[Records about charts and figures]
▼
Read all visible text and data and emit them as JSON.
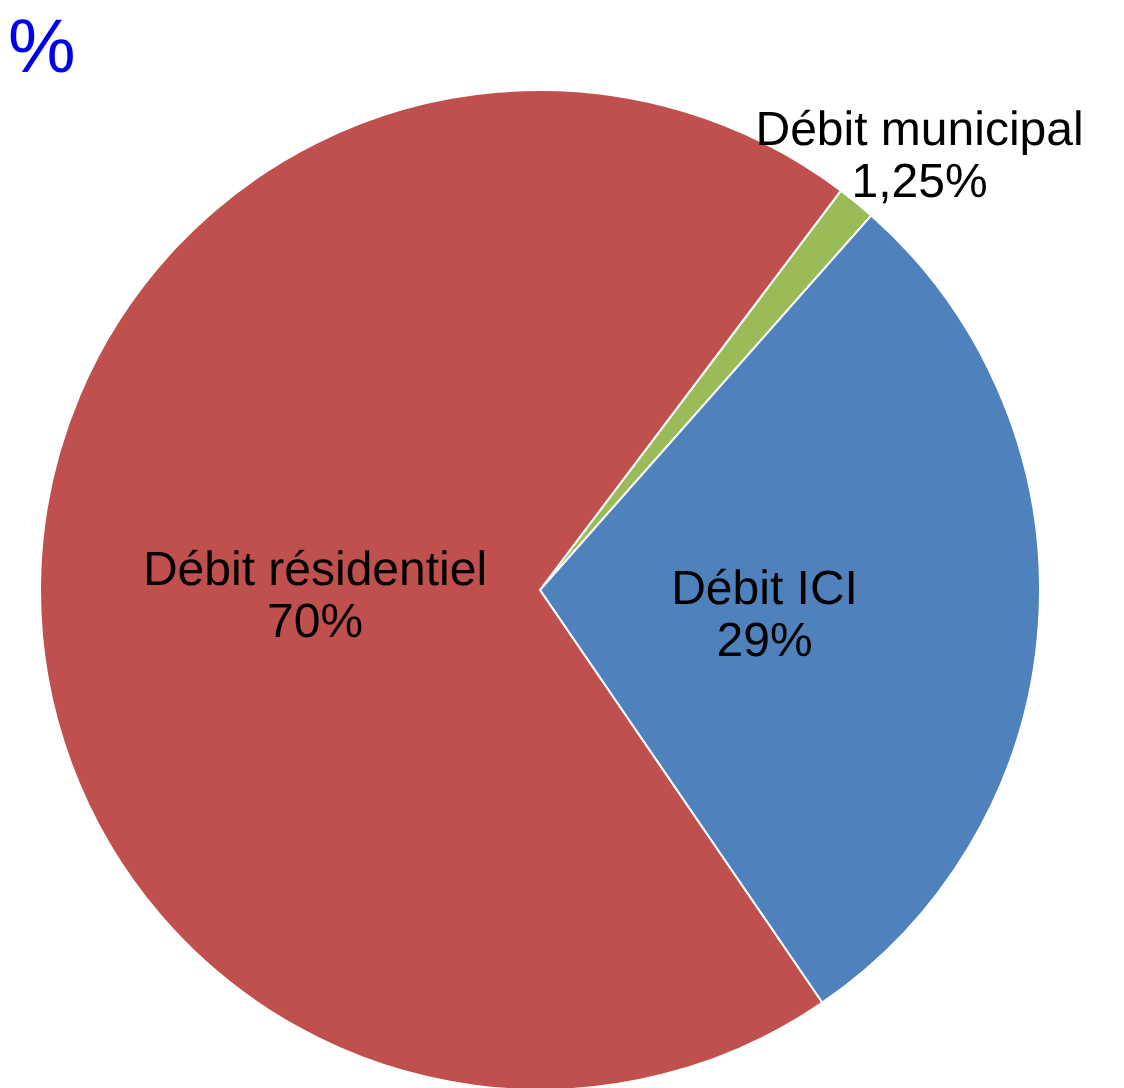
{
  "chart_data": {
    "type": "pie",
    "title": "%",
    "categories": [
      "Débit municipal",
      "Débit ICI",
      "Débit résidentiel"
    ],
    "values": [
      1.25,
      29,
      70
    ],
    "value_labels": [
      "1,25%",
      "29%",
      "70%"
    ],
    "colors": [
      "#9bbb59",
      "#4f81bd",
      "#c0504d"
    ]
  }
}
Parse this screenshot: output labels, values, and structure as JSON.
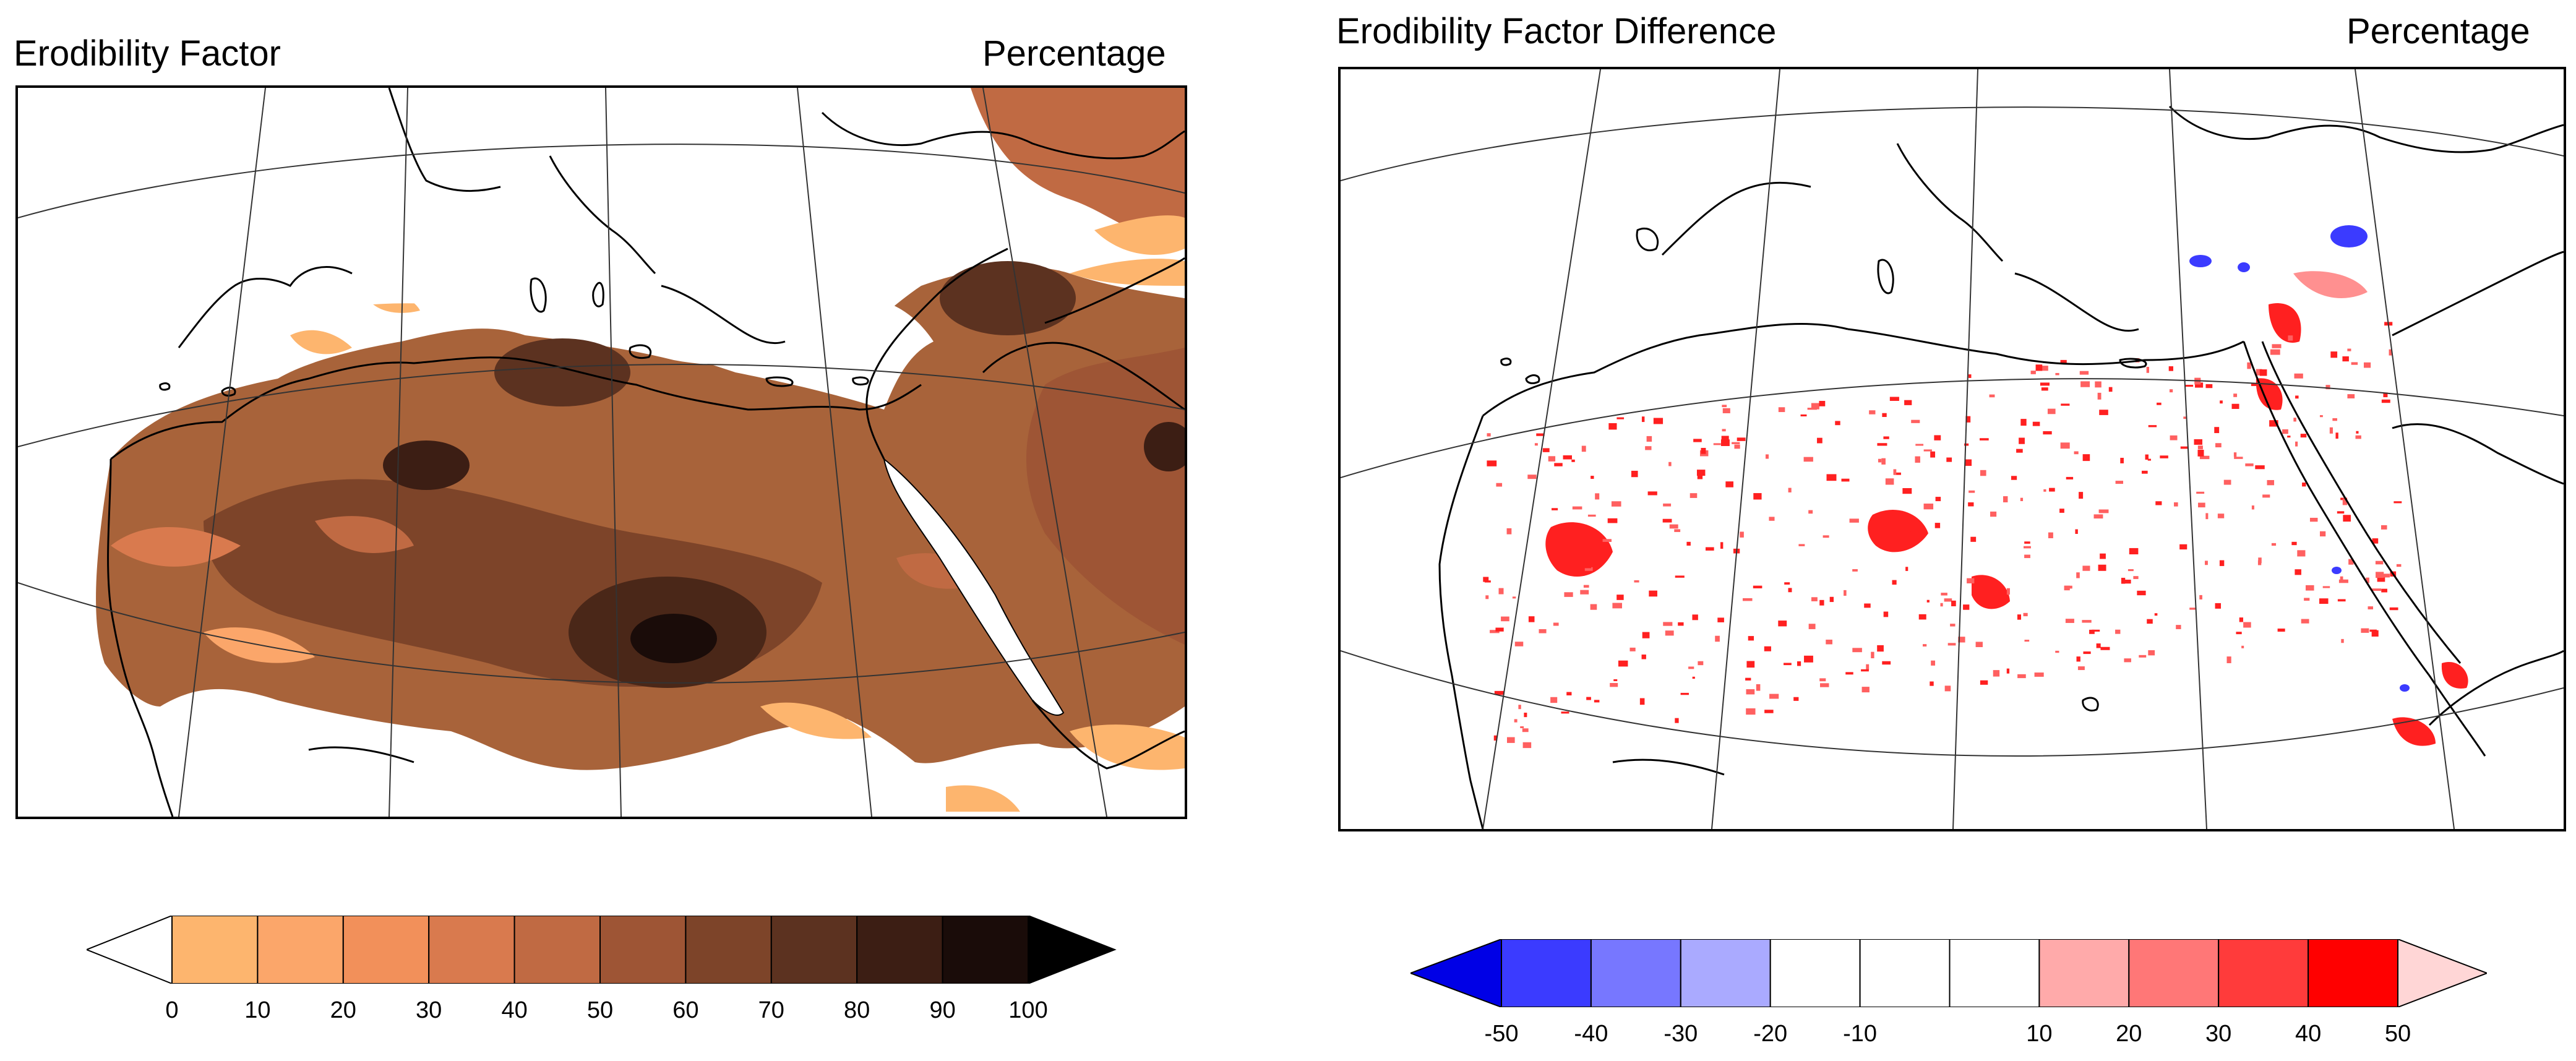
{
  "left_panel": {
    "title": "Erodibility Factor",
    "units": "Percentage",
    "colorbar": {
      "labels": [
        "0",
        "10",
        "20",
        "30",
        "40",
        "50",
        "60",
        "70",
        "80",
        "90",
        "100"
      ],
      "colors": [
        "#ffffff",
        "#fdb56e",
        "#fba66a",
        "#f2905a",
        "#d97a4e",
        "#c06a43",
        "#9e5535",
        "#7d4429",
        "#5c3220",
        "#3c1e14",
        "#1a0c09",
        "#000000"
      ]
    }
  },
  "right_panel": {
    "title": "Erodibility Factor Difference",
    "units": "Percentage",
    "colorbar": {
      "labels": [
        "-50",
        "-40",
        "-30",
        "-20",
        "-10",
        "10",
        "20",
        "30",
        "40",
        "50"
      ],
      "colors": [
        "#0000e6",
        "#3b3bff",
        "#7777ff",
        "#aaaaff",
        "#ffffff",
        "#ffffff",
        "#ffffff",
        "#ffaaaa",
        "#ff7777",
        "#ff3b3b",
        "#ff0000",
        "#ffd6d6"
      ]
    }
  }
}
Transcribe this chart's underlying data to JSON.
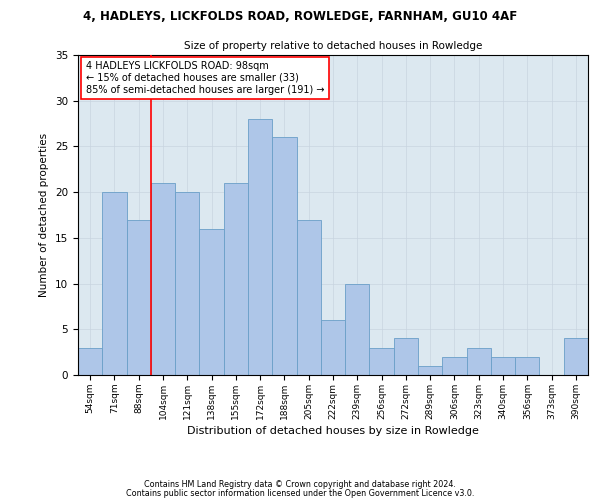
{
  "title": "4, HADLEYS, LICKFOLDS ROAD, ROWLEDGE, FARNHAM, GU10 4AF",
  "subtitle": "Size of property relative to detached houses in Rowledge",
  "xlabel": "Distribution of detached houses by size in Rowledge",
  "ylabel": "Number of detached properties",
  "categories": [
    "54sqm",
    "71sqm",
    "88sqm",
    "104sqm",
    "121sqm",
    "138sqm",
    "155sqm",
    "172sqm",
    "188sqm",
    "205sqm",
    "222sqm",
    "239sqm",
    "256sqm",
    "272sqm",
    "289sqm",
    "306sqm",
    "323sqm",
    "340sqm",
    "356sqm",
    "373sqm",
    "390sqm"
  ],
  "values": [
    3,
    20,
    17,
    21,
    20,
    16,
    21,
    28,
    26,
    17,
    6,
    10,
    3,
    4,
    1,
    2,
    3,
    2,
    2,
    0,
    4
  ],
  "bar_color": "#aec6e8",
  "bar_edge_color": "#6a9fc8",
  "vline_color": "red",
  "vline_pos": 2.5,
  "annotation_text": "4 HADLEYS LICKFOLDS ROAD: 98sqm\n← 15% of detached houses are smaller (33)\n85% of semi-detached houses are larger (191) →",
  "ylim": [
    0,
    35
  ],
  "yticks": [
    0,
    5,
    10,
    15,
    20,
    25,
    30,
    35
  ],
  "grid_color": "#c8d4e0",
  "bg_color": "#dce8f0",
  "footer1": "Contains HM Land Registry data © Crown copyright and database right 2024.",
  "footer2": "Contains public sector information licensed under the Open Government Licence v3.0."
}
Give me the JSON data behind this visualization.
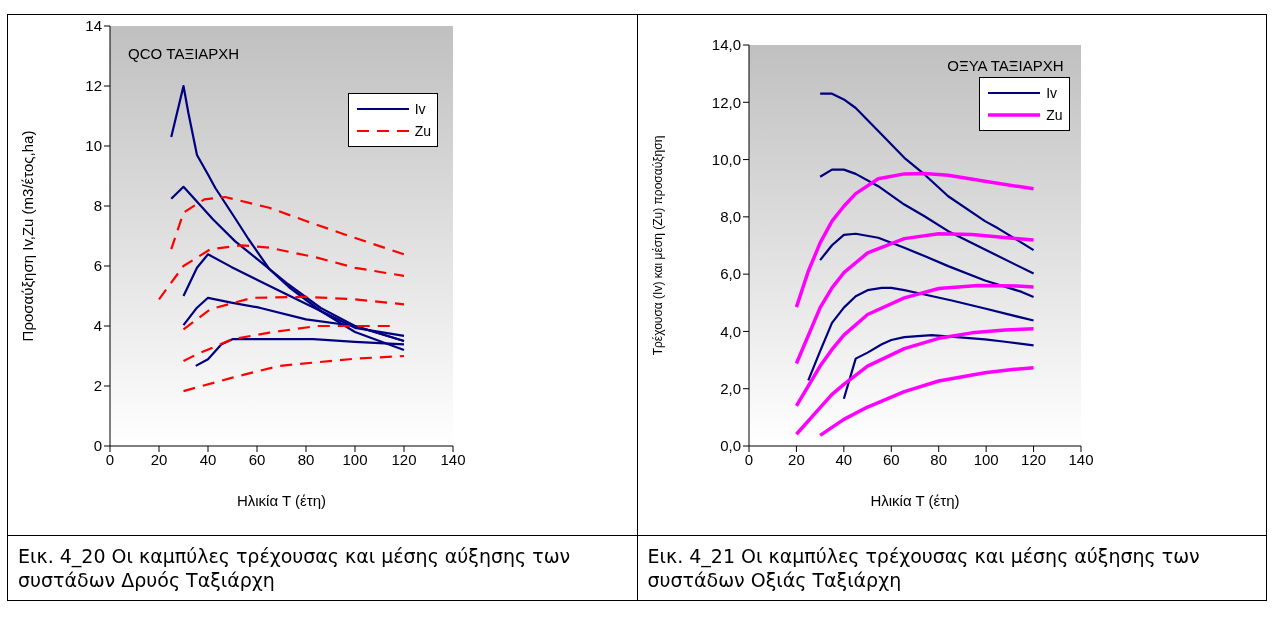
▲
**Exercise**
Leave out the pictures and output every record above precisely as given.

**Response for this exercise**
Read all visible text and data and emit them as JSON.
{
  "chart_data": {
    "type": "pie",
    "title": "%",
    "categories": [
      "Débit municipal",
      "Débit ICI",
      "Débit résidentiel"
    ],
    "values": [
      1.25,
      29,
      70
    ],
    "value_labels": [
      "1,25%",
      "29%",
      "70%"
    ],
    "colors": [
      "#9bbb59",
      "#4f81bd",
      "#c0504d"
    ]
  }
}
Parse this screenshot: output labels, values, and structure as JSON.
{
  "left_panel": {
    "title": "Erodibility Factor",
    "units": "Percentage",
    "colorbar": {
      "labels": [
        "0",
        "10",
        "20",
        "30",
        "40",
        "50",
        "60",
        "70",
        "80",
        "90",
        "100"
      ],
      "colors": [
        "#ffffff",
        "#fdb56e",
        "#fba66a",
        "#f2905a",
        "#d97a4e",
        "#c06a43",
        "#9e5535",
        "#7d4429",
        "#5c3220",
        "#3c1e14",
        "#1a0c09",
        "#000000"
      ]
    }
  },
  "right_panel": {
    "title": "Erodibility Factor Difference",
    "units": "Percentage",
    "colorbar": {
      "labels": [
        "-50",
        "-40",
        "-30",
        "-20",
        "-10",
        "10",
        "20",
        "30",
        "40",
        "50"
      ],
      "colors": [
        "#0000e6",
        "#3b3bff",
        "#7777ff",
        "#aaaaff",
        "#ffffff",
        "#ffffff",
        "#ffffff",
        "#ffaaaa",
        "#ff7777",
        "#ff3b3b",
        "#ff0000",
        "#ffd6d6"
      ]
    }
  }
}
Transcribe this chart's underlying data to JSON.
{
  "title": "4, HADLEYS, LICKFOLDS ROAD, ROWLEDGE, FARNHAM, GU10 4AF",
  "subtitle": "Size of property relative to detached houses in Rowledge",
  "xlabel": "Distribution of detached houses by size in Rowledge",
  "ylabel": "Number of detached properties",
  "categories": [
    "54sqm",
    "71sqm",
    "88sqm",
    "104sqm",
    "121sqm",
    "138sqm",
    "155sqm",
    "172sqm",
    "188sqm",
    "205sqm",
    "222sqm",
    "239sqm",
    "256sqm",
    "272sqm",
    "289sqm",
    "306sqm",
    "323sqm",
    "340sqm",
    "356sqm",
    "373sqm",
    "390sqm"
  ],
  "values": [
    3,
    20,
    17,
    21,
    20,
    16,
    21,
    28,
    26,
    17,
    6,
    10,
    3,
    4,
    1,
    2,
    3,
    2,
    2,
    0,
    4
  ],
  "bar_color": "#aec6e8",
  "bar_edge_color": "#6a9fc8",
  "vline_color": "red",
  "vline_pos": 2.5,
  "annotation_text": "4 HADLEYS LICKFOLDS ROAD: 98sqm\n← 15% of detached houses are smaller (33)\n85% of semi-detached houses are larger (191) →",
  "ylim": [
    0,
    35
  ],
  "yticks": [
    0,
    5,
    10,
    15,
    20,
    25,
    30,
    35
  ],
  "grid_color": "#c8d4e0",
  "bg_color": "#dce8f0",
  "footer1": "Contains HM Land Registry data © Crown copyright and database right 2024.",
  "footer2": "Contains public sector information licensed under the Open Government Licence v3.0."
}
Give me the JSON data behind this visualization.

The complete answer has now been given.